▸ Information supplied

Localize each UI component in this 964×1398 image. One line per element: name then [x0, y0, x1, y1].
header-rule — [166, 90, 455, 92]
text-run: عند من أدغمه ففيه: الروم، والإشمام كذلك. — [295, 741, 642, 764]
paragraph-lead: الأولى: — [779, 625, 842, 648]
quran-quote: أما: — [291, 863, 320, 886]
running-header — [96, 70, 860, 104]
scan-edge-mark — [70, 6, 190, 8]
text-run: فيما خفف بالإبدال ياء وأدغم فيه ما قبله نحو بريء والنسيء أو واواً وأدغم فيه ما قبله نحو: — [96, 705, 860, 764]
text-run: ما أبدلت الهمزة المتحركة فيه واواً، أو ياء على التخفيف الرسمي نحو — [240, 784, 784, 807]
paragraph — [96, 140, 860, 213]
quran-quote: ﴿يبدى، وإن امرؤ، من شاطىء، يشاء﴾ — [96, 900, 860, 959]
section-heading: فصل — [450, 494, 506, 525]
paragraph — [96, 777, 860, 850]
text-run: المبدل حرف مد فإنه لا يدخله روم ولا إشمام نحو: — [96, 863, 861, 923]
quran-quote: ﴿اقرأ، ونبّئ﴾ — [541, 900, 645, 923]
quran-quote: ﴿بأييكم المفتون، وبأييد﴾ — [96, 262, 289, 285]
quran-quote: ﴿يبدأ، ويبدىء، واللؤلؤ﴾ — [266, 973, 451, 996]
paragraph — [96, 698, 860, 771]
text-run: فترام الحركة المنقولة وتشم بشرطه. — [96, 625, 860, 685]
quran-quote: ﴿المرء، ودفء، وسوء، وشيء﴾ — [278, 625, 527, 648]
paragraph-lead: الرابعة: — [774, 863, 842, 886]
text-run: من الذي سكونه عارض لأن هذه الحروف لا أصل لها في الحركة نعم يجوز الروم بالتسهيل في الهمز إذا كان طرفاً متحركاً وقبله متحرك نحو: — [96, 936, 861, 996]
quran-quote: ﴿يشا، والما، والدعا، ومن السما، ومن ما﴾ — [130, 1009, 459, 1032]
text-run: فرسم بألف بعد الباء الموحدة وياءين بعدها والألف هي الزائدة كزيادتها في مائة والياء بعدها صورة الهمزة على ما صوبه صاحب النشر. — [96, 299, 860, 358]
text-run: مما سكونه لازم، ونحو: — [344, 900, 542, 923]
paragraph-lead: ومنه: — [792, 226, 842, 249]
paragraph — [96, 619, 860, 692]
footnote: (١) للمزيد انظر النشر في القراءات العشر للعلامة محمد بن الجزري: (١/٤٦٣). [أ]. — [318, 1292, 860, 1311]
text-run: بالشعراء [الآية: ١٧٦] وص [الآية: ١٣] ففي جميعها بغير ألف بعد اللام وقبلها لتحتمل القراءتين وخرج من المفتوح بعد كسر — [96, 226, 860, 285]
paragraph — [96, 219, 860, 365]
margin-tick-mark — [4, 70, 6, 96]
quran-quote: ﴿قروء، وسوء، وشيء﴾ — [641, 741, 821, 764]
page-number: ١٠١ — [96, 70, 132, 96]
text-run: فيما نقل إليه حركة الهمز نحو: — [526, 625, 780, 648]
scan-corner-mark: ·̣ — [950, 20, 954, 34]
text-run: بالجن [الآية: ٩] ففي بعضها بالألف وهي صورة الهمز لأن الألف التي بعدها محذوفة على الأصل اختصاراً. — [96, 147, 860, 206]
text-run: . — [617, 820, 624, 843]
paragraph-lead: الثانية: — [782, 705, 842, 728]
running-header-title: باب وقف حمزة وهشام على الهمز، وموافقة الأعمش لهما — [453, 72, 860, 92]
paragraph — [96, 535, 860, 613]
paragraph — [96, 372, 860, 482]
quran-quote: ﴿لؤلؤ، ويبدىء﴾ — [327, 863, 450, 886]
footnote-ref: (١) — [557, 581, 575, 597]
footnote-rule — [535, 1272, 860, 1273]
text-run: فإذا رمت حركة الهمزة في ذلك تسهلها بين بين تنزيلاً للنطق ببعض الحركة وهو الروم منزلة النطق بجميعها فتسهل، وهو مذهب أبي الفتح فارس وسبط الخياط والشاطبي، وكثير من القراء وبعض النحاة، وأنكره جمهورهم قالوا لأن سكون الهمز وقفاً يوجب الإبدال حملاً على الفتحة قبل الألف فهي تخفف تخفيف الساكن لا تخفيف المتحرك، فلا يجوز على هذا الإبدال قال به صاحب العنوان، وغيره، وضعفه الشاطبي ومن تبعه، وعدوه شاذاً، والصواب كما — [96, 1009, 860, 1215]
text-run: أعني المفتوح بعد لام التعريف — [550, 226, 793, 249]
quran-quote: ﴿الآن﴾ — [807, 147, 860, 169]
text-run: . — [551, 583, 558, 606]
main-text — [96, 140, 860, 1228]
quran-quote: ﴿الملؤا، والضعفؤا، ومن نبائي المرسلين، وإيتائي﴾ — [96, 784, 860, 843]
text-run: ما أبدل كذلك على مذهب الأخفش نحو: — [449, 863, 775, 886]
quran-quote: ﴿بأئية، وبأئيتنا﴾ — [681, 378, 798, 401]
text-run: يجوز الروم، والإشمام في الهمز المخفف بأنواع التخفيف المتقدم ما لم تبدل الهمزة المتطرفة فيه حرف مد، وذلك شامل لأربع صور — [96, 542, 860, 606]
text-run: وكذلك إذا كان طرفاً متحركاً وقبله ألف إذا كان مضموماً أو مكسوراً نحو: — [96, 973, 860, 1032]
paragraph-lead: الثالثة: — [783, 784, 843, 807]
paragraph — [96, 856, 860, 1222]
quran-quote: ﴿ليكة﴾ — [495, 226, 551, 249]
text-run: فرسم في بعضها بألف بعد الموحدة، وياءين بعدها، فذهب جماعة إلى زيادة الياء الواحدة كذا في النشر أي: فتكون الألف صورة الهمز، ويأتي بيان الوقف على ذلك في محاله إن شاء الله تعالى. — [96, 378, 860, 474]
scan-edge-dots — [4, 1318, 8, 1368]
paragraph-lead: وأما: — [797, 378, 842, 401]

▸ Exercise
Can you rewrite all the records above so that every "quran-quote" becomes "verse-quote" and nothing else changes?

▸ Answer to this task
Localize each UI component in this 964×1398 image. One line per element: name then [x0, y0, x1, y1].
header-rule — [166, 90, 455, 92]
text-run: عند من أدغمه ففيه: الروم، والإشمام كذلك. — [295, 741, 642, 764]
paragraph-lead: الأولى: — [779, 625, 842, 648]
verse-quote: أما: — [291, 863, 320, 886]
running-header — [96, 70, 860, 104]
scan-edge-mark — [70, 6, 190, 8]
text-run: فيما خفف بالإبدال ياء وأدغم فيه ما قبله نحو بريء والنسيء أو واواً وأدغم فيه ما قبله نحو: — [96, 705, 860, 764]
text-run: ما أبدلت الهمزة المتحركة فيه واواً، أو ياء على التخفيف الرسمي نحو — [240, 784, 784, 807]
paragraph — [96, 140, 860, 213]
verse-quote: ﴿يبدى، وإن امرؤ، من شاطىء، يشاء﴾ — [96, 900, 860, 959]
section-heading: فصل — [450, 494, 506, 525]
paragraph — [96, 777, 860, 850]
text-run: المبدل حرف مد فإنه لا يدخله روم ولا إشمام نحو: — [96, 863, 861, 923]
verse-quote: ﴿اقرأ، ونبّئ﴾ — [541, 900, 645, 923]
verse-quote: ﴿بأييكم المفتون، وبأييد﴾ — [96, 262, 289, 285]
verse-quote: ﴿يبدأ، ويبدىء، واللؤلؤ﴾ — [266, 973, 451, 996]
paragraph — [96, 698, 860, 771]
text-run: فترام الحركة المنقولة وتشم بشرطه. — [96, 625, 860, 685]
verse-quote: ﴿المرء، ودفء، وسوء، وشيء﴾ — [278, 625, 527, 648]
paragraph-lead: الرابعة: — [774, 863, 842, 886]
text-run: من الذي سكونه عارض لأن هذه الحروف لا أصل لها في الحركة نعم يجوز الروم بالتسهيل في الهمز إذا كان طرفاً متحركاً وقبله متحرك نحو: — [96, 936, 861, 996]
verse-quote: ﴿يشا، والما، والدعا، ومن السما، ومن ما﴾ — [130, 1009, 459, 1032]
text-run: فرسم بألف بعد الباء الموحدة وياءين بعدها والألف هي الزائدة كزيادتها في مائة والياء بعدها صورة الهمزة على ما صوبه صاحب النشر. — [96, 299, 860, 358]
text-run: مما سكونه لازم، ونحو: — [344, 900, 542, 923]
paragraph-lead: ومنه: — [792, 226, 842, 249]
paragraph — [96, 619, 860, 692]
footnote: (١) للمزيد انظر النشر في القراءات العشر للعلامة محمد بن الجزري: (١/٤٦٣). [أ]. — [318, 1292, 860, 1311]
text-run: بالشعراء [الآية: ١٧٦] وص [الآية: ١٣] ففي جميعها بغير ألف بعد اللام وقبلها لتحتمل القراءتين وخرج من المفتوح بعد كسر — [96, 226, 860, 285]
paragraph — [96, 219, 860, 365]
margin-tick-mark — [4, 70, 6, 96]
verse-quote: ﴿قروء، وسوء، وشيء﴾ — [641, 741, 821, 764]
page-number: ١٠١ — [96, 70, 132, 96]
text-run: فيما نقل إليه حركة الهمز نحو: — [526, 625, 780, 648]
scan-corner-mark: ·̣ — [950, 20, 954, 34]
text-run: بالجن [الآية: ٩] ففي بعضها بالألف وهي صورة الهمز لأن الألف التي بعدها محذوفة على الأصل اختصاراً. — [96, 147, 860, 206]
text-run: . — [617, 820, 624, 843]
paragraph-lead: الثانية: — [782, 705, 842, 728]
running-header-title: باب وقف حمزة وهشام على الهمز، وموافقة الأعمش لهما — [453, 72, 860, 92]
paragraph — [96, 535, 860, 613]
paragraph — [96, 372, 860, 482]
verse-quote: ﴿لؤلؤ، ويبدىء﴾ — [327, 863, 450, 886]
footnote-ref: (١) — [557, 581, 575, 597]
footnote-rule — [535, 1272, 860, 1273]
text-run: فإذا رمت حركة الهمزة في ذلك تسهلها بين بين تنزيلاً للنطق ببعض الحركة وهو الروم منزلة النطق بجميعها فتسهل، وهو مذهب أبي الفتح فارس وسبط الخياط والشاطبي، وكثير من القراء وبعض النحاة، وأنكره جمهورهم قالوا لأن سكون الهمز وقفاً يوجب الإبدال حملاً على الفتحة قبل الألف فهي تخفف تخفيف الساكن لا تخفيف المتحرك، فلا يجوز على هذا الإبدال قال به صاحب العنوان، وغيره، وضعفه الشاطبي ومن تبعه، وعدوه شاذاً، والصواب كما — [96, 1009, 860, 1215]
text-run: أعني المفتوح بعد لام التعريف — [550, 226, 793, 249]
verse-quote: ﴿الآن﴾ — [807, 147, 860, 169]
text-run: . — [551, 583, 558, 606]
main-text — [96, 140, 860, 1228]
verse-quote: ﴿الملؤا، والضعفؤا، ومن نبائي المرسلين، وإيتائي﴾ — [96, 784, 860, 843]
text-run: ما أبدل كذلك على مذهب الأخفش نحو: — [449, 863, 775, 886]
verse-quote: ﴿بأئية، وبأئيتنا﴾ — [681, 378, 798, 401]
text-run: يجوز الروم، والإشمام في الهمز المخفف بأنواع التخفيف المتقدم ما لم تبدل الهمزة المتطرفة فيه حرف مد، وذلك شامل لأربع صور — [96, 542, 860, 606]
text-run: وكذلك إذا كان طرفاً متحركاً وقبله ألف إذا كان مضموماً أو مكسوراً نحو: — [96, 973, 860, 1032]
paragraph-lead: الثالثة: — [783, 784, 843, 807]
paragraph — [96, 856, 860, 1222]
verse-quote: ﴿ليكة﴾ — [495, 226, 551, 249]
text-run: فرسم في بعضها بألف بعد الموحدة، وياءين بعدها، فذهب جماعة إلى زيادة الياء الواحدة كذا في النشر أي: فتكون الألف صورة الهمز، ويأتي بيان الوقف على ذلك في محاله إن شاء الله تعالى. — [96, 378, 860, 474]
scan-edge-dots — [4, 1318, 8, 1368]
paragraph-lead: وأما: — [797, 378, 842, 401]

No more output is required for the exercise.